▶ [Problem details]:
Output the full listing word for word.

[START OF Material for this task]

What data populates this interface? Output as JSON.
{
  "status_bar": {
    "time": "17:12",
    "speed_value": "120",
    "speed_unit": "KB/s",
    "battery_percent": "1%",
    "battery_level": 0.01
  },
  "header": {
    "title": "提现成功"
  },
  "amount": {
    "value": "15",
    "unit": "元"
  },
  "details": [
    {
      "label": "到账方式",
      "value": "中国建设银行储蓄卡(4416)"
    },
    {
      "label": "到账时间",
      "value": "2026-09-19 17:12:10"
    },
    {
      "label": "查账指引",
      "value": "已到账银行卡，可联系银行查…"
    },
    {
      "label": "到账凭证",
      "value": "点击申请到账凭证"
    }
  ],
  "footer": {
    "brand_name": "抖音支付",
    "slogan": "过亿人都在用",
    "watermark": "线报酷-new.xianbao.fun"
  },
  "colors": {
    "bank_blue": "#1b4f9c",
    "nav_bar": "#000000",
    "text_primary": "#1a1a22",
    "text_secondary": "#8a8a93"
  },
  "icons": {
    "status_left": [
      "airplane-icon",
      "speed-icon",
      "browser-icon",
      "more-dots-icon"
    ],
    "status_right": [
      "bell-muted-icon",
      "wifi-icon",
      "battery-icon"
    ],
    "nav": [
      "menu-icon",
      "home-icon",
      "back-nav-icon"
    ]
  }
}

[END OF Material for this task]

▶ [Response to the exercise]:
What data populates this interface? Output as JSON.
{
  "status_bar": {
    "time": "17:12",
    "speed_value": "120",
    "speed_unit": "KB/s",
    "battery_percent": "1%",
    "battery_level": 0.01
  },
  "header": {
    "title": "提现成功"
  },
  "amount": {
    "value": "15",
    "unit": "元"
  },
  "details": [
    {
      "label": "到账方式",
      "value": "中国建设银行储蓄卡(4416)"
    },
    {
      "label": "到账时间",
      "value": "2026-09-19 17:12:10"
    },
    {
      "label": "查账指引",
      "value": "已到账银行卡，可联系银行查…"
    },
    {
      "label": "到账凭证",
      "value": "点击申请到账凭证"
    }
  ],
  "footer": {
    "brand_name": "抖音支付",
    "slogan": "过亿人都在用",
    "watermark": "线报酷-new.xianbao.fun"
  },
  "colors": {
    "bank_blue": "#1b4f9c",
    "nav_bar": "#000000",
    "text_primary": "#1a1a22",
    "text_secondary": "#8a8a93"
  },
  "icons": {
    "status_left": [
      "airplane-icon",
      "speed-icon",
      "browser-icon",
      "more-dots-icon"
    ],
    "status_right": [
      "bell-muted-icon",
      "wifi-icon",
      "battery-icon"
    ],
    "nav": [
      "menu-icon",
      "home-icon",
      "back-nav-icon"
    ]
  }
}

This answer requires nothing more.